Direction = All entries below are to be set down again, identical to the source.

-- Extracted entries start --

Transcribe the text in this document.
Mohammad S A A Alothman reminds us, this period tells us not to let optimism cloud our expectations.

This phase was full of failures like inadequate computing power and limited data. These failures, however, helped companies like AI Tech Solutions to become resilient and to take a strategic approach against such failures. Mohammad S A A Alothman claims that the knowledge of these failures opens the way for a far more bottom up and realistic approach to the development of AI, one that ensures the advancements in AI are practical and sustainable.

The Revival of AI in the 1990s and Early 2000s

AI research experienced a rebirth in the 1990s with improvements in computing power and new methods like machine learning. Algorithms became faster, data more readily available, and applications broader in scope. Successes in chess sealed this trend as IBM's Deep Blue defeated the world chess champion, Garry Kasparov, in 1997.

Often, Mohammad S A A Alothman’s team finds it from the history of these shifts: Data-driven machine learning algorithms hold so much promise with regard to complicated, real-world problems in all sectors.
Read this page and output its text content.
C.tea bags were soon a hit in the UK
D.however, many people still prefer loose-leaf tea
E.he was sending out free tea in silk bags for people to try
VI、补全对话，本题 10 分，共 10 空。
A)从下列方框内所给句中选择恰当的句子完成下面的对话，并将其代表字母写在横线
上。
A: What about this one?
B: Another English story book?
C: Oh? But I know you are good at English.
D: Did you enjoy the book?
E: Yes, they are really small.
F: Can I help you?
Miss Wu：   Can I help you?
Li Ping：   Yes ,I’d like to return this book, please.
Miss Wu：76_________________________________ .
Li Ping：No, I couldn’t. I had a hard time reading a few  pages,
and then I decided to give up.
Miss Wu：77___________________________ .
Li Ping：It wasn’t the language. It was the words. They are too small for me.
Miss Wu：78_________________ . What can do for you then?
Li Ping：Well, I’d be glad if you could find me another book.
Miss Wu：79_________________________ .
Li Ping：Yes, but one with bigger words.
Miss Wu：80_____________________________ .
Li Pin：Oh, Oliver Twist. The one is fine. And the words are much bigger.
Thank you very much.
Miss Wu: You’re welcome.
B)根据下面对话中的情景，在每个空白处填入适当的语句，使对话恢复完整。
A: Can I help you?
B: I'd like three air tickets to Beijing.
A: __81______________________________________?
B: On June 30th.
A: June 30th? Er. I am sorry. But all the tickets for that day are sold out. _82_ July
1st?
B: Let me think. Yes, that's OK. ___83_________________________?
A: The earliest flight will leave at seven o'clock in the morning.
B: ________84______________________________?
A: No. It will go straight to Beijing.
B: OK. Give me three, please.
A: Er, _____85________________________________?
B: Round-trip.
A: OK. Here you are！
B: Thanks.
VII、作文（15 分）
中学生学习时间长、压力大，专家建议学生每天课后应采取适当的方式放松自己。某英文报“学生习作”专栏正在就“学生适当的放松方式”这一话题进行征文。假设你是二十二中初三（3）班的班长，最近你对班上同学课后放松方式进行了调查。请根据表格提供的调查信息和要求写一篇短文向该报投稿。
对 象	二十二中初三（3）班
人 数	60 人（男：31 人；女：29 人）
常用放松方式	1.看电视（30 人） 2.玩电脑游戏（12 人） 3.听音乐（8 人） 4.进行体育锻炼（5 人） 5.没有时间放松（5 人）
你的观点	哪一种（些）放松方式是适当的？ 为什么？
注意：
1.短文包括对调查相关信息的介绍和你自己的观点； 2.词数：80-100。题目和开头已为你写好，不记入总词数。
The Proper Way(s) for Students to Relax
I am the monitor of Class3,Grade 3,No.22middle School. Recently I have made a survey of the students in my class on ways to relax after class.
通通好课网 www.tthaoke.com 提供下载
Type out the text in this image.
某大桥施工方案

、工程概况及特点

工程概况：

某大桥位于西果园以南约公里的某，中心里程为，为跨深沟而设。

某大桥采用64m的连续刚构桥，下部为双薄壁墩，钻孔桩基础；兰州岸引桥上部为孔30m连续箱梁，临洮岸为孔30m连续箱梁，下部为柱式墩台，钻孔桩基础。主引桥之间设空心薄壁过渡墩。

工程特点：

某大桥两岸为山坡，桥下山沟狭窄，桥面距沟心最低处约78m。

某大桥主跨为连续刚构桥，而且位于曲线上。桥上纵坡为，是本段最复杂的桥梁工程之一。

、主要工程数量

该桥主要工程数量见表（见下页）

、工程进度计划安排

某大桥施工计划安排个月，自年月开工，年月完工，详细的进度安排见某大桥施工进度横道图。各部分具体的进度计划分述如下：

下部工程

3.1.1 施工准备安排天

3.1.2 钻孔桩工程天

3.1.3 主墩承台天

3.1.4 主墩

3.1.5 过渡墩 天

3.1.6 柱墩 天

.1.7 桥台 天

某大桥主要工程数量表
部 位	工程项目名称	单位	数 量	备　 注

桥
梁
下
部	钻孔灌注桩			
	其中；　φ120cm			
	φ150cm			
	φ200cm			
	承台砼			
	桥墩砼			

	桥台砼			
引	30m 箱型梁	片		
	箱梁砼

-- Extracted entries end --

Task output =
Transcribe the text in this document.
Mohammad S A A Alothman reminds us, this period tells us not to let optimism cloud our expectations.

This phase was full of failures like inadequate computing power and limited data. These failures, however, helped companies like AI Tech Solutions to become resilient and to take a strategic approach against such failures. Mohammad S A A Alothman claims that the knowledge of these failures opens the way for a far more bottom up and realistic approach to the development of AI, one that ensures the advancements in AI are practical and sustainable.

The Revival of AI in the 1990s and Early 2000s

AI research experienced a rebirth in the 1990s with improvements in computing power and new methods like machine learning. Algorithms became faster, data more readily available, and applications broader in scope. Successes in chess sealed this trend as IBM's Deep Blue defeated the world chess champion, Garry Kasparov, in 1997.

Often, Mohammad S A A Alothman’s team finds it from the history of these shifts: Data-driven machine learning algorithms hold so much promise with regard to complicated, real-world problems in all sectors.
Read this page and output its text content.
C.tea bags were soon a hit in the UK
D.however, many people still prefer loose-leaf tea
E.he was sending out free tea in silk bags for people to try
VI、补全对话，本题 10 分，共 10 空。
A)从下列方框内所给句中选择恰当的句子完成下面的对话，并将其代表字母写在横线
上。
A: What about this one?
B: Another English story book?
C: Oh? But I know you are good at English.
D: Did you enjoy the book?
E: Yes, they are really small.
F: Can I help you?
Miss Wu：   Can I help you?
Li Ping：   Yes ,I’d like to return this book, please.
Miss Wu：76_________________________________ .
Li Ping：No, I couldn’t. I had a hard time reading a few  pages,
and then I decided to give up.
Miss Wu：77___________________________ .
Li Ping：It wasn’t the language. It was the words. They are too small for me.
Miss Wu：78_________________ . What can do for you then?
Li Ping：Well, I’d be glad if you could find me another book.
Miss Wu：79_________________________ .
Li Ping：Yes, but one with bigger words.
Miss Wu：80_____________________________ .
Li Pin：Oh, Oliver Twist. The one is fine. And the words are much bigger.
Thank you very much.
Miss Wu: You’re welcome.
B)根据下面对话中的情景，在每个空白处填入适当的语句，使对话恢复完整。
A: Can I help you?
B: I'd like three air tickets to Beijing.
A: __81______________________________________?
B: On June 30th.
A: June 30th? Er. I am sorry. But all the tickets for that day are sold out. _82_ July
1st?
B: Let me think. Yes, that's OK. ___83_________________________?
A: The earliest flight will leave at seven o'clock in the morning.
B: ________84______________________________?
A: No. It will go straight to Beijing.
B: OK. Give me three, please.
A: Er, _____85________________________________?
B: Round-trip.
A: OK. Here you are！
B: Thanks.
VII、作文（15 分）
中学生学习时间长、压力大，专家建议学生每天课后应采取适当的方式放松自己。某英文报“学生习作”专栏正在就“学生适当的放松方式”这一话题进行征文。假设你是二十二中初三（3）班的班长，最近你对班上同学课后放松方式进行了调查。请根据表格提供的调查信息和要求写一篇短文向该报投稿。
对 象	二十二中初三（3）班
人 数	60 人（男：31 人；女：29 人）
常用放松方式	1.看电视（30 人） 2.玩电脑游戏（12 人） 3.听音乐（8 人） 4.进行体育锻炼（5 人） 5.没有时间放松（5 人）
你的观点	哪一种（些）放松方式是适当的？ 为什么？
注意：
1.短文包括对调查相关信息的介绍和你自己的观点； 2.词数：80-100。题目和开头已为你写好，不记入总词数。
The Proper Way(s) for Students to Relax
I am the monitor of Class3,Grade 3,No.22middle School. Recently I have made a survey of the students in my class on ways to relax after class.
通通好课网 www.tthaoke.com 提供下载
Type out the text in this image.
某大桥施工方案

、工程概况及特点

工程概况：

某大桥位于西果园以南约公里的某，中心里程为，为跨深沟而设。

某大桥采用64m的连续刚构桥，下部为双薄壁墩，钻孔桩基础；兰州岸引桥上部为孔30m连续箱梁，临洮岸为孔30m连续箱梁，下部为柱式墩台，钻孔桩基础。主引桥之间设空心薄壁过渡墩。

工程特点：

某大桥两岸为山坡，桥下山沟狭窄，桥面距沟心最低处约78m。

某大桥主跨为连续刚构桥，而且位于曲线上。桥上纵坡为，是本段最复杂的桥梁工程之一。

、主要工程数量

该桥主要工程数量见表（见下页）

、工程进度计划安排

某大桥施工计划安排个月，自年月开工，年月完工，详细的进度安排见某大桥施工进度横道图。各部分具体的进度计划分述如下：

下部工程

3.1.1 施工准备安排天

3.1.2 钻孔桩工程天

3.1.3 主墩承台天

3.1.4 主墩

3.1.5 过渡墩 天

3.1.6 柱墩 天

.1.7 桥台 天

某大桥主要工程数量表
部 位	工程项目名称	单位	数 量	备　 注

桥
梁
下
部	钻孔灌注桩			
	其中；　φ120cm			
	φ150cm			
	φ200cm			
	承台砼			
	桥墩砼			

	桥台砼			
引	30m 箱型梁	片		
	箱梁砼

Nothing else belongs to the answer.